-- start Data --

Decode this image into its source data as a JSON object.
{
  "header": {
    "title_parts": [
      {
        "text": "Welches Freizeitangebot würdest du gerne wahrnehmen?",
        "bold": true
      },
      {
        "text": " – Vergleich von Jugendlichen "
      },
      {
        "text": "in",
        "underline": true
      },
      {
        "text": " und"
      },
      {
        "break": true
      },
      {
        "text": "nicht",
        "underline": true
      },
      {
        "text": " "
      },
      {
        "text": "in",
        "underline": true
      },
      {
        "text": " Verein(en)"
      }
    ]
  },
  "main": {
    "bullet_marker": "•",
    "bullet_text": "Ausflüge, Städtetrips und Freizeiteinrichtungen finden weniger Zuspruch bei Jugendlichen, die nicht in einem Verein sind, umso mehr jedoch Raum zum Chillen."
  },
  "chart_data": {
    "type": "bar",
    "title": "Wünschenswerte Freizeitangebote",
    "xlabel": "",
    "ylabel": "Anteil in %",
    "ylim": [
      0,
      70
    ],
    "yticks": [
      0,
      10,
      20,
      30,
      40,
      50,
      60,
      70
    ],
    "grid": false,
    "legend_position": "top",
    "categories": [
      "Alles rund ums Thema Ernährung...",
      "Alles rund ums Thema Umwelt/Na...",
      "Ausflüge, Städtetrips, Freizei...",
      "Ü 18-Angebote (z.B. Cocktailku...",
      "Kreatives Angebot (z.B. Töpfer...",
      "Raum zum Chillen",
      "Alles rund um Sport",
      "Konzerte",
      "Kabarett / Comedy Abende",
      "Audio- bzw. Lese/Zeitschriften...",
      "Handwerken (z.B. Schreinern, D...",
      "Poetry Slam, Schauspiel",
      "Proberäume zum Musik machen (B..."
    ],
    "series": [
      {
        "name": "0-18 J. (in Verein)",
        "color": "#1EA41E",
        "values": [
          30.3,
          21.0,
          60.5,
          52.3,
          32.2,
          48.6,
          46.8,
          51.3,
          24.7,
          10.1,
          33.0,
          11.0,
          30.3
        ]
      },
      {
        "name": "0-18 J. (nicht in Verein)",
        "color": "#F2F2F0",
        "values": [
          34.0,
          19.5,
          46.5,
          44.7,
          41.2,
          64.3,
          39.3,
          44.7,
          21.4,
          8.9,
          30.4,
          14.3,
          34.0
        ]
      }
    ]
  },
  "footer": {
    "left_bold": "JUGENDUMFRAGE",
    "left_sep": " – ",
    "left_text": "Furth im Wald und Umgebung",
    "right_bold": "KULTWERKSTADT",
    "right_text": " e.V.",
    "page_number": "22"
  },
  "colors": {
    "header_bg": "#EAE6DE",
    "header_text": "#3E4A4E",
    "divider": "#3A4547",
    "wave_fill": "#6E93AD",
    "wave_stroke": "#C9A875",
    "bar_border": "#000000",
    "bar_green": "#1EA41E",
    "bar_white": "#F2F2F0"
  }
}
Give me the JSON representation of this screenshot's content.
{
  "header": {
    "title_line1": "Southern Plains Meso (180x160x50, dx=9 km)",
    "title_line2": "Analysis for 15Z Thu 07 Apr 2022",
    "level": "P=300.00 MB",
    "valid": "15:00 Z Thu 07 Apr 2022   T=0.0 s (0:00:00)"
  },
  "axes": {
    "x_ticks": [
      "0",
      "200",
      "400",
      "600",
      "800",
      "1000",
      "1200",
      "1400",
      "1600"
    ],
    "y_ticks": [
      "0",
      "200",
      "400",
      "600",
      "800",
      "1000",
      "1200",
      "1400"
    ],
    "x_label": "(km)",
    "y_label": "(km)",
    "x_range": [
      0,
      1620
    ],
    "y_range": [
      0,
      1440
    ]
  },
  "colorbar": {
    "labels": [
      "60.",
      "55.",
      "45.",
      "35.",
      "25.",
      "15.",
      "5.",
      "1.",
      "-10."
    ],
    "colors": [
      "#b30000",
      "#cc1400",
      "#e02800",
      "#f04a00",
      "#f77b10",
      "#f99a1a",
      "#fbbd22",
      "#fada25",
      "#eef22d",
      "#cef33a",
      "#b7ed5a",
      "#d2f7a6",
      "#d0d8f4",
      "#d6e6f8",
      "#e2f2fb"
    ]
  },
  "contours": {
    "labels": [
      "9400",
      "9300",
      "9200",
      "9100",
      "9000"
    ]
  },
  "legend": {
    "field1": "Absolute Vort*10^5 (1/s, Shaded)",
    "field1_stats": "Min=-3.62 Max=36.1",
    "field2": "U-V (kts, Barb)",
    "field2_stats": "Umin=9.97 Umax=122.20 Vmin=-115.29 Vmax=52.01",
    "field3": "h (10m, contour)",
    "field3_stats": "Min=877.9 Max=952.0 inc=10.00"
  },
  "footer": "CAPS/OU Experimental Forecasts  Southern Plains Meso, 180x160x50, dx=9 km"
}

-- end Data --

* _Task prompt_
Repeat each record exactly, leaving nothing out.

* _Answer to this task_
Decode this image into its source data as a JSON object.
{
  "header": {
    "title_parts": [
      {
        "text": "Welches Freizeitangebot würdest du gerne wahrnehmen?",
        "bold": true
      },
      {
        "text": " – Vergleich von Jugendlichen "
      },
      {
        "text": "in",
        "underline": true
      },
      {
        "text": " und"
      },
      {
        "break": true
      },
      {
        "text": "nicht",
        "underline": true
      },
      {
        "text": " "
      },
      {
        "text": "in",
        "underline": true
      },
      {
        "text": " Verein(en)"
      }
    ]
  },
  "main": {
    "bullet_marker": "•",
    "bullet_text": "Ausflüge, Städtetrips und Freizeiteinrichtungen finden weniger Zuspruch bei Jugendlichen, die nicht in einem Verein sind, umso mehr jedoch Raum zum Chillen."
  },
  "chart_data": {
    "type": "bar",
    "title": "Wünschenswerte Freizeitangebote",
    "xlabel": "",
    "ylabel": "Anteil in %",
    "ylim": [
      0,
      70
    ],
    "yticks": [
      0,
      10,
      20,
      30,
      40,
      50,
      60,
      70
    ],
    "grid": false,
    "legend_position": "top",
    "categories": [
      "Alles rund ums Thema Ernährung...",
      "Alles rund ums Thema Umwelt/Na...",
      "Ausflüge, Städtetrips, Freizei...",
      "Ü 18-Angebote (z.B. Cocktailku...",
      "Kreatives Angebot (z.B. Töpfer...",
      "Raum zum Chillen",
      "Alles rund um Sport",
      "Konzerte",
      "Kabarett / Comedy Abende",
      "Audio- bzw. Lese/Zeitschriften...",
      "Handwerken (z.B. Schreinern, D...",
      "Poetry Slam, Schauspiel",
      "Proberäume zum Musik machen (B..."
    ],
    "series": [
      {
        "name": "0-18 J. (in Verein)",
        "color": "#1EA41E",
        "values": [
          30.3,
          21.0,
          60.5,
          52.3,
          32.2,
          48.6,
          46.8,
          51.3,
          24.7,
          10.1,
          33.0,
          11.0,
          30.3
        ]
      },
      {
        "name": "0-18 J. (nicht in Verein)",
        "color": "#F2F2F0",
        "values": [
          34.0,
          19.5,
          46.5,
          44.7,
          41.2,
          64.3,
          39.3,
          44.7,
          21.4,
          8.9,
          30.4,
          14.3,
          34.0
        ]
      }
    ]
  },
  "footer": {
    "left_bold": "JUGENDUMFRAGE",
    "left_sep": " – ",
    "left_text": "Furth im Wald und Umgebung",
    "right_bold": "KULTWERKSTADT",
    "right_text": " e.V.",
    "page_number": "22"
  },
  "colors": {
    "header_bg": "#EAE6DE",
    "header_text": "#3E4A4E",
    "divider": "#3A4547",
    "wave_fill": "#6E93AD",
    "wave_stroke": "#C9A875",
    "bar_border": "#000000",
    "bar_green": "#1EA41E",
    "bar_white": "#F2F2F0"
  }
}
Give me the JSON representation of this screenshot's content.
{
  "header": {
    "title_line1": "Southern Plains Meso (180x160x50, dx=9 km)",
    "title_line2": "Analysis for 15Z Thu 07 Apr 2022",
    "level": "P=300.00 MB",
    "valid": "15:00 Z Thu 07 Apr 2022   T=0.0 s (0:00:00)"
  },
  "axes": {
    "x_ticks": [
      "0",
      "200",
      "400",
      "600",
      "800",
      "1000",
      "1200",
      "1400",
      "1600"
    ],
    "y_ticks": [
      "0",
      "200",
      "400",
      "600",
      "800",
      "1000",
      "1200",
      "1400"
    ],
    "x_label": "(km)",
    "y_label": "(km)",
    "x_range": [
      0,
      1620
    ],
    "y_range": [
      0,
      1440
    ]
  },
  "colorbar": {
    "labels": [
      "60.",
      "55.",
      "45.",
      "35.",
      "25.",
      "15.",
      "5.",
      "1.",
      "-10."
    ],
    "colors": [
      "#b30000",
      "#cc1400",
      "#e02800",
      "#f04a00",
      "#f77b10",
      "#f99a1a",
      "#fbbd22",
      "#fada25",
      "#eef22d",
      "#cef33a",
      "#b7ed5a",
      "#d2f7a6",
      "#d0d8f4",
      "#d6e6f8",
      "#e2f2fb"
    ]
  },
  "contours": {
    "labels": [
      "9400",
      "9300",
      "9200",
      "9100",
      "9000"
    ]
  },
  "legend": {
    "field1": "Absolute Vort*10^5 (1/s, Shaded)",
    "field1_stats": "Min=-3.62 Max=36.1",
    "field2": "U-V (kts, Barb)",
    "field2_stats": "Umin=9.97 Umax=122.20 Vmin=-115.29 Vmax=52.01",
    "field3": "h (10m, contour)",
    "field3_stats": "Min=877.9 Max=952.0 inc=10.00"
  },
  "footer": "CAPS/OU Experimental Forecasts  Southern Plains Meso, 180x160x50, dx=9 km"
}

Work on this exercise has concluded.